__Exercise description__:
Every line below that contains "chart" is to be copied.

__Data in this exercise__:
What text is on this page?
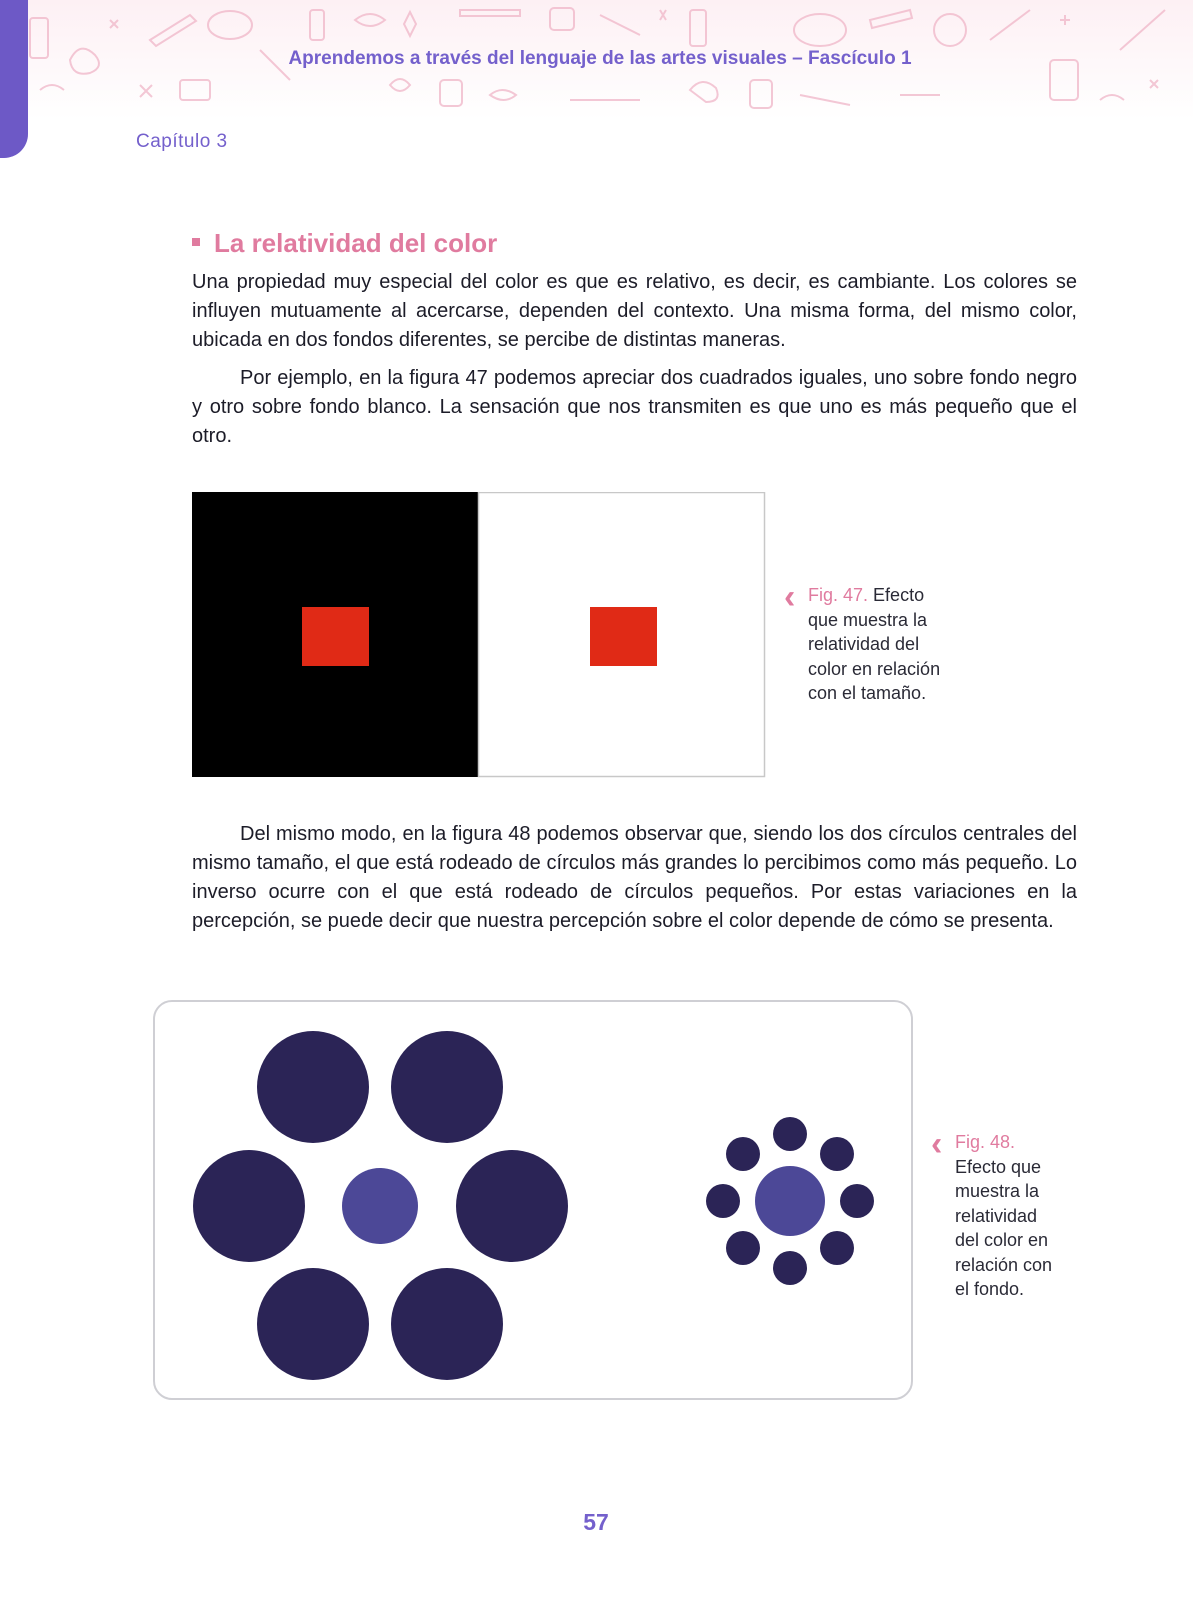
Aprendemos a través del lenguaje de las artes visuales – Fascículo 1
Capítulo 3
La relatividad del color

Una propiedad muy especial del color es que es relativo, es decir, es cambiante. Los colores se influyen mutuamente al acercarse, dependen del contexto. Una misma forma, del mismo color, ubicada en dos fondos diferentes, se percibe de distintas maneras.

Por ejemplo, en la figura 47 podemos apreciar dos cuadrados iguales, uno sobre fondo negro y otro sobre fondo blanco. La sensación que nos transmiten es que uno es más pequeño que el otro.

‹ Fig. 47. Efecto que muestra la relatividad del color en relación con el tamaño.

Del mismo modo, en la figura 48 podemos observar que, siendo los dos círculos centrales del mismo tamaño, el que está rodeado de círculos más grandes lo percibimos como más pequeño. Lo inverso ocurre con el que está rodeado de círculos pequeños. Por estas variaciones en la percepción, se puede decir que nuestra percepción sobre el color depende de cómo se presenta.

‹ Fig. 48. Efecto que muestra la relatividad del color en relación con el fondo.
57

* * *

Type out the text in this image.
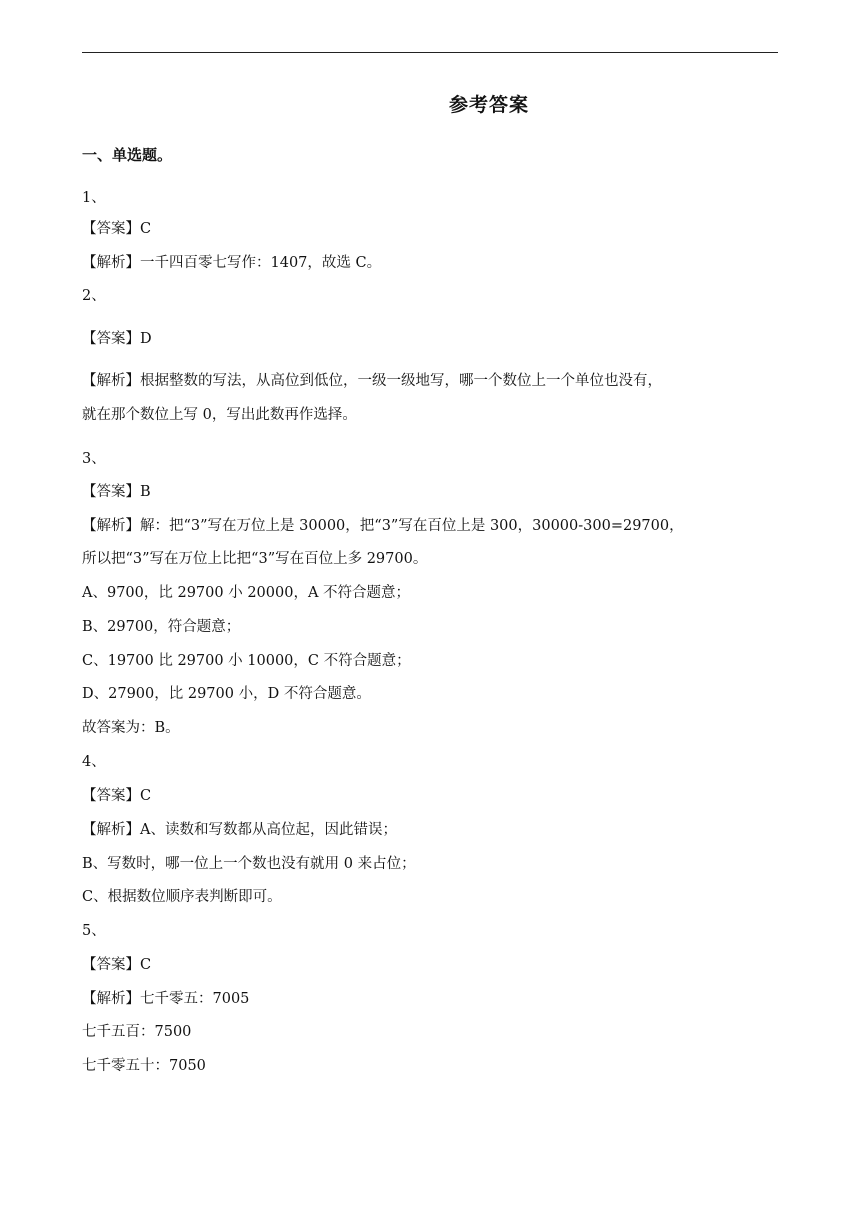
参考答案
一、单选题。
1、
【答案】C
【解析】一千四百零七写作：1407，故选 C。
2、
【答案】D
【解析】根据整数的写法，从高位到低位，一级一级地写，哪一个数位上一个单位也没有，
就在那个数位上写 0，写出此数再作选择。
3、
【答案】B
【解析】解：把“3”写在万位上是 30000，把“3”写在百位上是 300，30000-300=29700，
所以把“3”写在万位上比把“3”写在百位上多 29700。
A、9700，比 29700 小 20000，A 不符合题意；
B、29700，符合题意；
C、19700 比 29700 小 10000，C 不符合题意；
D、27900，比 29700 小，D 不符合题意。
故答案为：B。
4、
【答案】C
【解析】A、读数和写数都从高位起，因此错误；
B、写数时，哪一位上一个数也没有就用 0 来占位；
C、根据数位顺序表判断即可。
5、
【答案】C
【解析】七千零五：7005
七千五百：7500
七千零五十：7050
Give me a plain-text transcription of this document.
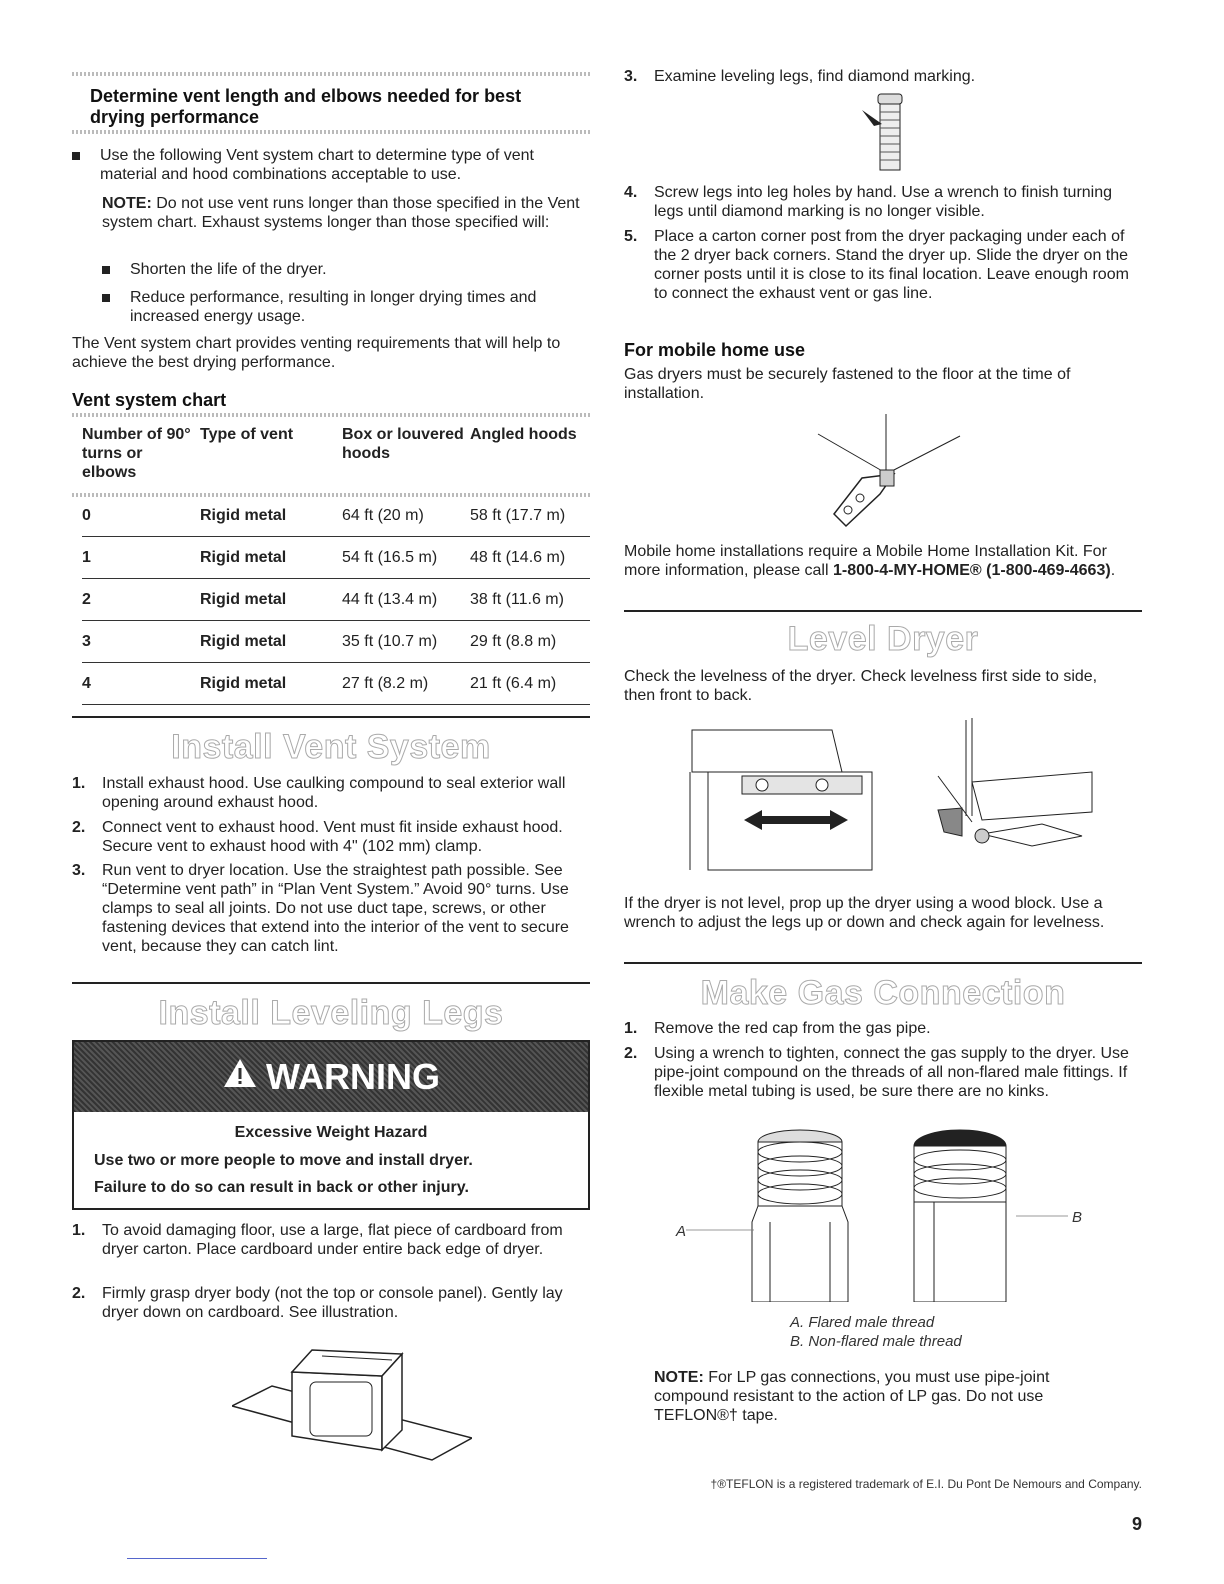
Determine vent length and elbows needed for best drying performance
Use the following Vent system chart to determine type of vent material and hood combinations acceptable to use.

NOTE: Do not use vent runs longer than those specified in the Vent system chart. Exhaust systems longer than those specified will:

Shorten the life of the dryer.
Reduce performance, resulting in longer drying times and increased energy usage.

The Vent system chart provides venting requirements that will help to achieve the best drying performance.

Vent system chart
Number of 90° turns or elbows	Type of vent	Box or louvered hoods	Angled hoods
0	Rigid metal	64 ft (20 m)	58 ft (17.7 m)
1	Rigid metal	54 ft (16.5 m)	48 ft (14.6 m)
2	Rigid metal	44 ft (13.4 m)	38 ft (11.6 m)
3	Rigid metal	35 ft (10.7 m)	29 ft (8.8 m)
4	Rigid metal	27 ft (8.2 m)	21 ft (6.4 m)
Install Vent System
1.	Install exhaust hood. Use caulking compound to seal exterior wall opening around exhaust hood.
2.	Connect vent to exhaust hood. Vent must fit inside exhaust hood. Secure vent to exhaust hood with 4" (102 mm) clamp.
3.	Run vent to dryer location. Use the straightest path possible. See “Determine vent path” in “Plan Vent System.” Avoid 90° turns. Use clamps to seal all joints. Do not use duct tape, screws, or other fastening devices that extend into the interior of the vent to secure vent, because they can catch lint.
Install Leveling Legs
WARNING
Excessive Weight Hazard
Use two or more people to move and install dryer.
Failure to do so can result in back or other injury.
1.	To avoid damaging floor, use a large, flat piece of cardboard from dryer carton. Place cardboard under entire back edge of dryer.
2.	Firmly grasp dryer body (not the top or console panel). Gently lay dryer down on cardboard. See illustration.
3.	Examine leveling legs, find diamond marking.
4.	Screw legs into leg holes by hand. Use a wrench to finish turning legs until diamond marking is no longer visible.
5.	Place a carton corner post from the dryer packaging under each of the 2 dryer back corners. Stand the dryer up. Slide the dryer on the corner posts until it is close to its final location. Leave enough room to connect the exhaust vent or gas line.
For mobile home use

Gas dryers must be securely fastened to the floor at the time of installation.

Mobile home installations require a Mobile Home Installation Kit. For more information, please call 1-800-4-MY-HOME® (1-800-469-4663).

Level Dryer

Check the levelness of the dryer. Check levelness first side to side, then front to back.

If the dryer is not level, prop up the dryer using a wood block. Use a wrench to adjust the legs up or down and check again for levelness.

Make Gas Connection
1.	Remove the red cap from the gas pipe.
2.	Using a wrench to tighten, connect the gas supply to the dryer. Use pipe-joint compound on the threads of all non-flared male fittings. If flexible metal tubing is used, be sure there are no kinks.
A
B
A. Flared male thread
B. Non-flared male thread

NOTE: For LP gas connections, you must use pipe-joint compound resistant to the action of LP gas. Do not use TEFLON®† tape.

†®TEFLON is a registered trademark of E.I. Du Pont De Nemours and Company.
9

__Answer to the task__:
Use the following Vent system chart to determine type of vent material and hood combinations acceptable to use.
NOTE: Do not use vent runs longer than those specified in the Vent system chart. Exhaust systems longer than those specified will:
The Vent system chart provides venting requirements that will help to achieve the best drying performance.
Vent system chart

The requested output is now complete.